→ **Problem**: Reproduce the entries below in full, word for word.

→ **Provided data**:
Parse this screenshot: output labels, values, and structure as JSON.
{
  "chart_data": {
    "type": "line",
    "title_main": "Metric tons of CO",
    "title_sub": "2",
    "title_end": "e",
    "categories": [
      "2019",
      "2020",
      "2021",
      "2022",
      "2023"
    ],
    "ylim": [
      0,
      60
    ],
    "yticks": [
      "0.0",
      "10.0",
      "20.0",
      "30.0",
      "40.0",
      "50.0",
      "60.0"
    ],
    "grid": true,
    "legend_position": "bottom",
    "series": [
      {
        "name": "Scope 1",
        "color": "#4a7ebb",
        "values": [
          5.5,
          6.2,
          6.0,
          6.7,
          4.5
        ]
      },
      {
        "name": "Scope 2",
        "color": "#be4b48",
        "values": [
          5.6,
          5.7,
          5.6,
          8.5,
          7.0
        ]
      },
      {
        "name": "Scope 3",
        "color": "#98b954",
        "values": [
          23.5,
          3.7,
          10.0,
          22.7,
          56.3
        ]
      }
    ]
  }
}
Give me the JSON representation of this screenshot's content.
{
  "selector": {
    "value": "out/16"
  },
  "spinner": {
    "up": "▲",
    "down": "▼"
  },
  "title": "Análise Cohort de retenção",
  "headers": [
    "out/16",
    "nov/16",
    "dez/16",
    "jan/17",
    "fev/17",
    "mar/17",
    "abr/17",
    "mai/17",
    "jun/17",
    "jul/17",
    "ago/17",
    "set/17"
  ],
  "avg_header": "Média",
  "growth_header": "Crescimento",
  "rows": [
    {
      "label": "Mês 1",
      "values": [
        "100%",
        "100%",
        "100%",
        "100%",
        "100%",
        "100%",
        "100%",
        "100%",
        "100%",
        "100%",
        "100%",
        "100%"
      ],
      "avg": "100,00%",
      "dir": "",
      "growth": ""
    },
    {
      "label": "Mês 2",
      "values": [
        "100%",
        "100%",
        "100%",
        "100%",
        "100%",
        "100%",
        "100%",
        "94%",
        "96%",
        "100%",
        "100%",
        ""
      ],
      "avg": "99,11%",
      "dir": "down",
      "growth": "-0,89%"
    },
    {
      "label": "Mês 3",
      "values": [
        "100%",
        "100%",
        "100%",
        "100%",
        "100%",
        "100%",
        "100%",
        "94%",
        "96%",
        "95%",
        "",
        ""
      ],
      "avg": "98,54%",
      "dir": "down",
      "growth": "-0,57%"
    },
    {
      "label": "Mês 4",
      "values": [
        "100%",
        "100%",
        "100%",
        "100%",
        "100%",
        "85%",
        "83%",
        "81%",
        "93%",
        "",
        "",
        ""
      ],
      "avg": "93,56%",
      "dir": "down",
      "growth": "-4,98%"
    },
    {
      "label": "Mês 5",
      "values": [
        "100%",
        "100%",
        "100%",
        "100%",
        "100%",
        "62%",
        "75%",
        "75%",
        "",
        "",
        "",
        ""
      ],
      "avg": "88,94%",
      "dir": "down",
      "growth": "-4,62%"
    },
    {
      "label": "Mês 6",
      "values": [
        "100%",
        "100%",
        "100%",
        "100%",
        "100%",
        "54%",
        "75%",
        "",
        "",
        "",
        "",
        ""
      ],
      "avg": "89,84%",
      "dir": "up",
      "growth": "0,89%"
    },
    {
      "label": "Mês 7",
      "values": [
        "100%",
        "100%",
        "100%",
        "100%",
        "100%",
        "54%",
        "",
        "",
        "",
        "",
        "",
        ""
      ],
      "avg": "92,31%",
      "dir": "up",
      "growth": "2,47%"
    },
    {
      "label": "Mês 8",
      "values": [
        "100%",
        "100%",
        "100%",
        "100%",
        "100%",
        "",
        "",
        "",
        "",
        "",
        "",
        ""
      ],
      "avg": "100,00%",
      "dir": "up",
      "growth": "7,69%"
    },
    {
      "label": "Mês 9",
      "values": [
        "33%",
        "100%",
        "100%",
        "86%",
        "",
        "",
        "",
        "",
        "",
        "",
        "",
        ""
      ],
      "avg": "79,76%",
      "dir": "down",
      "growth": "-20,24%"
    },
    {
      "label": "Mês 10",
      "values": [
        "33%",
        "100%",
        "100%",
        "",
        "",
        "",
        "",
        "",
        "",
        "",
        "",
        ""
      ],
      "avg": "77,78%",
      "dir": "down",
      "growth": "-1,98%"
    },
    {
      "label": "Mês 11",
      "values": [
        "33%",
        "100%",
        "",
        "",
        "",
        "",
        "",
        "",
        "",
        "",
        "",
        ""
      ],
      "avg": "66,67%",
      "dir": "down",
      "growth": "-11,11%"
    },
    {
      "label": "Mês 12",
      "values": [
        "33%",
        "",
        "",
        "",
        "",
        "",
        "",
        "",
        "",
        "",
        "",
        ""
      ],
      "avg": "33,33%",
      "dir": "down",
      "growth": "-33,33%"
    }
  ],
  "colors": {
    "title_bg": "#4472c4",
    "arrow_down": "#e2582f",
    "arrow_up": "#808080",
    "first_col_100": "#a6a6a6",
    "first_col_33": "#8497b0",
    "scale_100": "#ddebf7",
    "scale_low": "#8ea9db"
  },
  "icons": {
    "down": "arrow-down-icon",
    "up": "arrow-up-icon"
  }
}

→ **Task answer**:
Parse this screenshot: output labels, values, and structure as JSON.
{
  "chart_data": {
    "type": "line",
    "title_main": "Metric tons of CO",
    "title_sub": "2",
    "title_end": "e",
    "categories": [
      "2019",
      "2020",
      "2021",
      "2022",
      "2023"
    ],
    "ylim": [
      0,
      60
    ],
    "yticks": [
      "0.0",
      "10.0",
      "20.0",
      "30.0",
      "40.0",
      "50.0",
      "60.0"
    ],
    "grid": true,
    "legend_position": "bottom",
    "series": [
      {
        "name": "Scope 1",
        "color": "#4a7ebb",
        "values": [
          5.5,
          6.2,
          6.0,
          6.7,
          4.5
        ]
      },
      {
        "name": "Scope 2",
        "color": "#be4b48",
        "values": [
          5.6,
          5.7,
          5.6,
          8.5,
          7.0
        ]
      },
      {
        "name": "Scope 3",
        "color": "#98b954",
        "values": [
          23.5,
          3.7,
          10.0,
          22.7,
          56.3
        ]
      }
    ]
  }
}
Give me the JSON representation of this screenshot's content.
{
  "selector": {
    "value": "out/16"
  },
  "spinner": {
    "up": "▲",
    "down": "▼"
  },
  "title": "Análise Cohort de retenção",
  "headers": [
    "out/16",
    "nov/16",
    "dez/16",
    "jan/17",
    "fev/17",
    "mar/17",
    "abr/17",
    "mai/17",
    "jun/17",
    "jul/17",
    "ago/17",
    "set/17"
  ],
  "avg_header": "Média",
  "growth_header": "Crescimento",
  "rows": [
    {
      "label": "Mês 1",
      "values": [
        "100%",
        "100%",
        "100%",
        "100%",
        "100%",
        "100%",
        "100%",
        "100%",
        "100%",
        "100%",
        "100%",
        "100%"
      ],
      "avg": "100,00%",
      "dir": "",
      "growth": ""
    },
    {
      "label": "Mês 2",
      "values": [
        "100%",
        "100%",
        "100%",
        "100%",
        "100%",
        "100%",
        "100%",
        "94%",
        "96%",
        "100%",
        "100%",
        ""
      ],
      "avg": "99,11%",
      "dir": "down",
      "growth": "-0,89%"
    },
    {
      "label": "Mês 3",
      "values": [
        "100%",
        "100%",
        "100%",
        "100%",
        "100%",
        "100%",
        "100%",
        "94%",
        "96%",
        "95%",
        "",
        ""
      ],
      "avg": "98,54%",
      "dir": "down",
      "growth": "-0,57%"
    },
    {
      "label": "Mês 4",
      "values": [
        "100%",
        "100%",
        "100%",
        "100%",
        "100%",
        "85%",
        "83%",
        "81%",
        "93%",
        "",
        "",
        ""
      ],
      "avg": "93,56%",
      "dir": "down",
      "growth": "-4,98%"
    },
    {
      "label": "Mês 5",
      "values": [
        "100%",
        "100%",
        "100%",
        "100%",
        "100%",
        "62%",
        "75%",
        "75%",
        "",
        "",
        "",
        ""
      ],
      "avg": "88,94%",
      "dir": "down",
      "growth": "-4,62%"
    },
    {
      "label": "Mês 6",
      "values": [
        "100%",
        "100%",
        "100%",
        "100%",
        "100%",
        "54%",
        "75%",
        "",
        "",
        "",
        "",
        ""
      ],
      "avg": "89,84%",
      "dir": "up",
      "growth": "0,89%"
    },
    {
      "label": "Mês 7",
      "values": [
        "100%",
        "100%",
        "100%",
        "100%",
        "100%",
        "54%",
        "",
        "",
        "",
        "",
        "",
        ""
      ],
      "avg": "92,31%",
      "dir": "up",
      "growth": "2,47%"
    },
    {
      "label": "Mês 8",
      "values": [
        "100%",
        "100%",
        "100%",
        "100%",
        "100%",
        "",
        "",
        "",
        "",
        "",
        "",
        ""
      ],
      "avg": "100,00%",
      "dir": "up",
      "growth": "7,69%"
    },
    {
      "label": "Mês 9",
      "values": [
        "33%",
        "100%",
        "100%",
        "86%",
        "",
        "",
        "",
        "",
        "",
        "",
        "",
        ""
      ],
      "avg": "79,76%",
      "dir": "down",
      "growth": "-20,24%"
    },
    {
      "label": "Mês 10",
      "values": [
        "33%",
        "100%",
        "100%",
        "",
        "",
        "",
        "",
        "",
        "",
        "",
        "",
        ""
      ],
      "avg": "77,78%",
      "dir": "down",
      "growth": "-1,98%"
    },
    {
      "label": "Mês 11",
      "values": [
        "33%",
        "100%",
        "",
        "",
        "",
        "",
        "",
        "",
        "",
        "",
        "",
        ""
      ],
      "avg": "66,67%",
      "dir": "down",
      "growth": "-11,11%"
    },
    {
      "label": "Mês 12",
      "values": [
        "33%",
        "",
        "",
        "",
        "",
        "",
        "",
        "",
        "",
        "",
        "",
        ""
      ],
      "avg": "33,33%",
      "dir": "down",
      "growth": "-33,33%"
    }
  ],
  "colors": {
    "title_bg": "#4472c4",
    "arrow_down": "#e2582f",
    "arrow_up": "#808080",
    "first_col_100": "#a6a6a6",
    "first_col_33": "#8497b0",
    "scale_100": "#ddebf7",
    "scale_low": "#8ea9db"
  },
  "icons": {
    "down": "arrow-down-icon",
    "up": "arrow-up-icon"
  }
}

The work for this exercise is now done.